**Objectif**
Recopiez à l'identique tout ce qui figure dans les enregistrements, depuis la ligne contenant « data-point [1221,847,1238,865] » jusqu'à celle contenant « x-tick-label: Apr/21 [2147,1127,2259,1166] », ces deux lignes comprises.

**Documents de travail**
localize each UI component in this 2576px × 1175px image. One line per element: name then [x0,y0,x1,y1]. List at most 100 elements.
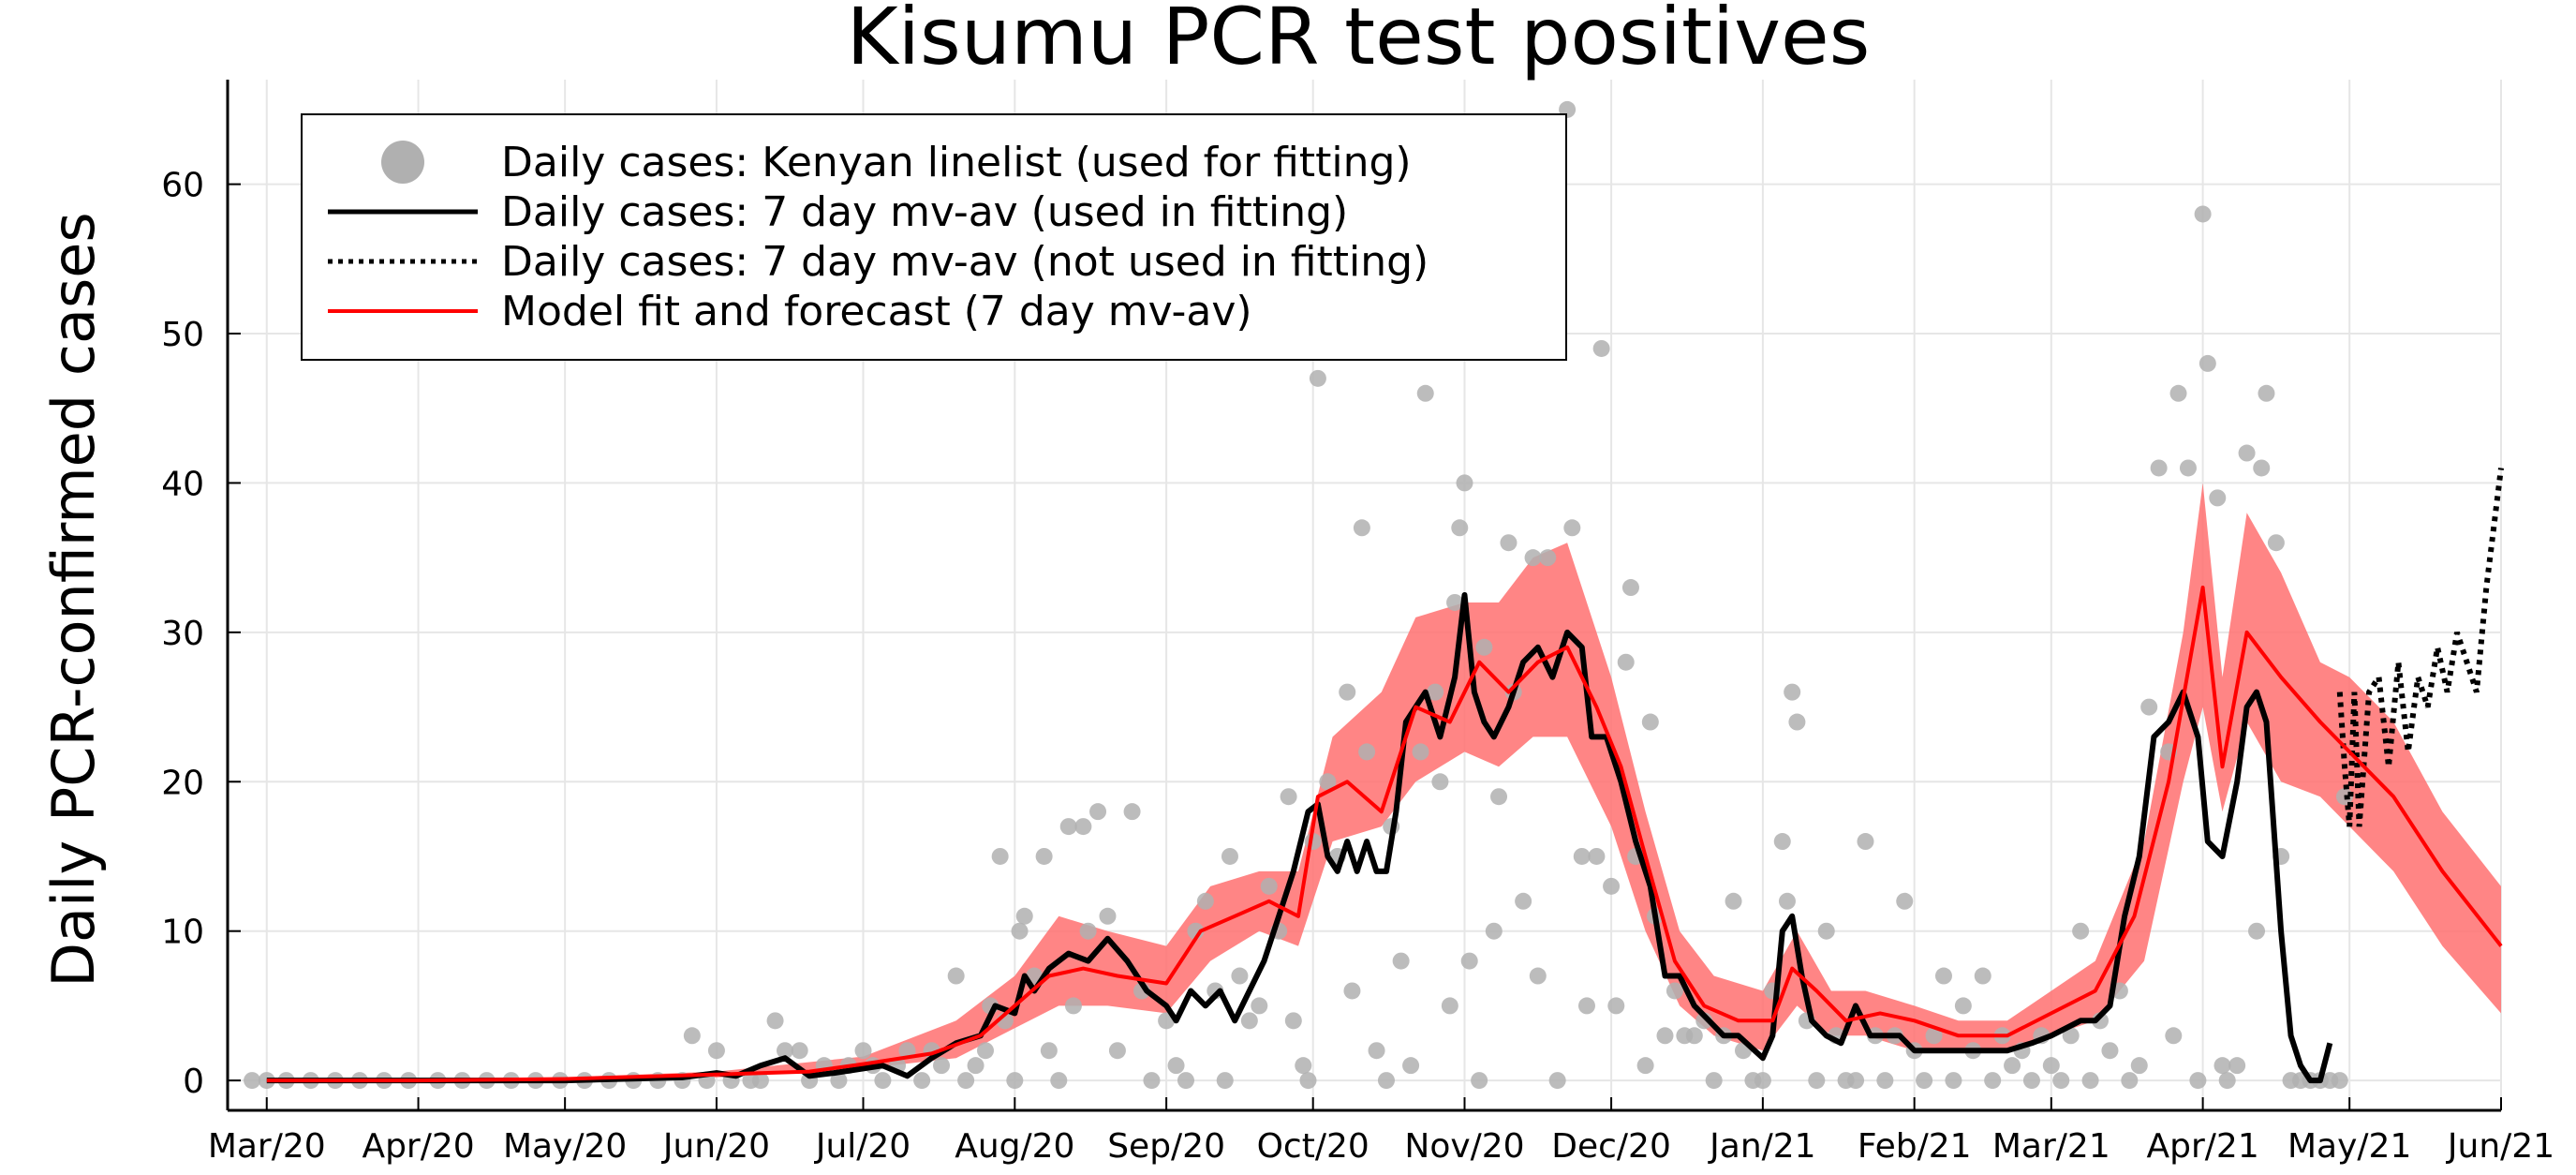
data-point [1221,847,1238,865]
data-point [2101,1042,2119,1060]
tick-labels: Mar/20 Apr/20 May/20 Jun/20 Jul/20 Aug/20 Sep/… [161,167,2554,1166]
data-point [707,1042,725,1060]
data-point [1295,1057,1312,1075]
data-point [1441,997,1458,1015]
data-point [2130,1057,2148,1075]
data-point [1050,1072,1068,1090]
data-point [2228,1057,2246,1075]
data-point [1446,593,1464,611]
data-point [1588,847,1606,865]
data-point [830,1072,848,1090]
data-point [947,967,965,985]
data-point [1577,997,1595,1015]
data-point [1251,997,1268,1015]
data-point [1040,1042,1058,1060]
x-tick-label: Oct/20 [1257,1127,1369,1166]
data-point [933,1057,951,1075]
x-tick-label: Mar/20 [208,1127,326,1166]
data-point [1529,967,1547,985]
x-tick-label: Nov/20 [1404,1127,1524,1166]
data-point [1143,1072,1161,1090]
data-point [1984,1072,2002,1090]
data-point [1392,952,1410,970]
data-point [1339,683,1356,701]
y-tick-label: 0 [183,1063,204,1101]
data-point [1416,384,1434,402]
data-point [1515,892,1532,910]
data-point [1167,1057,1185,1075]
data-point [1539,549,1557,567]
x-tick-label: Apr/20 [362,1127,474,1166]
data-point [1563,519,1581,537]
data-point [2072,922,2090,940]
data-point [1074,818,1092,836]
data-point [2194,205,2212,223]
y-tick-label: 20 [161,764,204,802]
data-point [2121,1072,2139,1090]
mvav-fitted-line [266,592,2333,1084]
data-point [1471,1072,1488,1090]
data-point [1524,549,1542,567]
legend-label: Model fit and forecast (7 day mv-av) [501,288,1252,335]
data-point [1427,683,1444,701]
data-point [2253,459,2271,477]
data-point [2150,459,2168,477]
x-tick-label: Jan/21 [1708,1127,1815,1166]
data-point [2238,444,2256,462]
data-point [1778,892,1796,910]
data-point [2052,1072,2070,1090]
x-tick-label: Apr/21 [2147,1127,2259,1166]
data-point [1500,534,1517,552]
data-point [977,1042,994,1060]
data-point [1485,922,1503,940]
data-point [1548,1072,1566,1090]
data-point [1451,519,1469,537]
data-point [1240,1012,1258,1030]
data-point [991,847,1009,865]
data-point [791,1042,808,1060]
data-point [1847,1072,1865,1090]
data-point [1177,1072,1194,1090]
y-tick-label: 10 [161,914,204,952]
data-point [1754,1072,1771,1090]
data-point [766,1012,784,1030]
legend-marker [381,141,424,184]
data-point [2140,698,2158,716]
data-point [244,1072,261,1090]
data-point [913,1072,931,1090]
data-point [1475,638,1493,656]
data-point [1260,877,1278,895]
data-point [1808,1072,1826,1090]
data-point [1353,519,1370,537]
y-tick-label: 50 [161,316,204,354]
mvav-not-fitted-line [2336,468,2504,827]
x-tick-label: Jun/21 [2446,1127,2554,1166]
data-point [1011,922,1029,940]
data-point [1896,892,1914,910]
data-point [1377,1072,1395,1090]
data-point [1573,847,1591,865]
data-point [1641,713,1659,731]
x-tick-label: Sep/20 [1107,1127,1225,1166]
data-point [258,1072,275,1090]
data-point [1319,773,1337,791]
data-point [2209,489,2227,507]
data-point [2004,1057,2021,1075]
data-point [777,1042,794,1060]
data-point [1284,1012,1302,1030]
data-point [1089,803,1107,821]
data-point [1431,773,1449,791]
x-tick-label: Jun/20 [661,1127,770,1166]
data-point [1456,474,1473,492]
data-point [1343,982,1361,1000]
data-point [1603,877,1621,895]
data-point [2081,1072,2099,1090]
x-tick-label: Mar/21 [1992,1127,2110,1166]
data-point [2179,459,2197,477]
data-point [1656,1027,1674,1045]
data-point [1231,967,1249,985]
data-point [1196,892,1214,910]
data-point [1123,803,1141,821]
x-tick-label: Dec/20 [1551,1127,1671,1166]
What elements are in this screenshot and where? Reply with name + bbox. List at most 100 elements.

**Corrigé**
data-point [1221,847,1238,865]
data-point [2101,1042,2119,1060]
tick-labels: Mar/20 Apr/20 May/20 Jun/20 Jul/20 Aug/20 Sep/… [161,167,2554,1166]
data-point [707,1042,725,1060]
data-point [1295,1057,1312,1075]
data-point [1441,997,1458,1015]
data-point [2130,1057,2148,1075]
data-point [1050,1072,1068,1090]
data-point [2228,1057,2246,1075]
data-point [1446,593,1464,611]
data-point [1588,847,1606,865]
data-point [830,1072,848,1090]
data-point [947,967,965,985]
data-point [1577,997,1595,1015]
data-point [1251,997,1268,1015]
data-point [1040,1042,1058,1060]
x-tick-label: Oct/20 [1257,1127,1369,1166]
data-point [933,1057,951,1075]
x-tick-label: Mar/20 [208,1127,326,1166]
data-point [1529,967,1547,985]
x-tick-label: Nov/20 [1404,1127,1524,1166]
data-point [1143,1072,1161,1090]
data-point [1984,1072,2002,1090]
data-point [1392,952,1410,970]
data-point [1339,683,1356,701]
y-tick-label: 0 [183,1063,204,1101]
data-point [1416,384,1434,402]
data-point [1515,892,1532,910]
data-point [1167,1057,1185,1075]
data-point [1539,549,1557,567]
x-tick-label: Apr/20 [362,1127,474,1166]
data-point [1563,519,1581,537]
data-point [2072,922,2090,940]
data-point [1074,818,1092,836]
data-point [2194,205,2212,223]
y-tick-label: 20 [161,764,204,802]
data-point [2121,1072,2139,1090]
mvav-fitted-line [266,592,2333,1084]
data-point [1471,1072,1488,1090]
data-point [1524,549,1542,567]
legend-label: Model fit and forecast (7 day mv-av) [501,288,1252,335]
data-point [1427,683,1444,701]
data-point [2253,459,2271,477]
data-point [2150,459,2168,477]
x-tick-label: Jan/21 [1708,1127,1815,1166]
data-point [2238,444,2256,462]
data-point [1778,892,1796,910]
data-point [2052,1072,2070,1090]
x-tick-label: Apr/21 [2147,1127,2259,1166]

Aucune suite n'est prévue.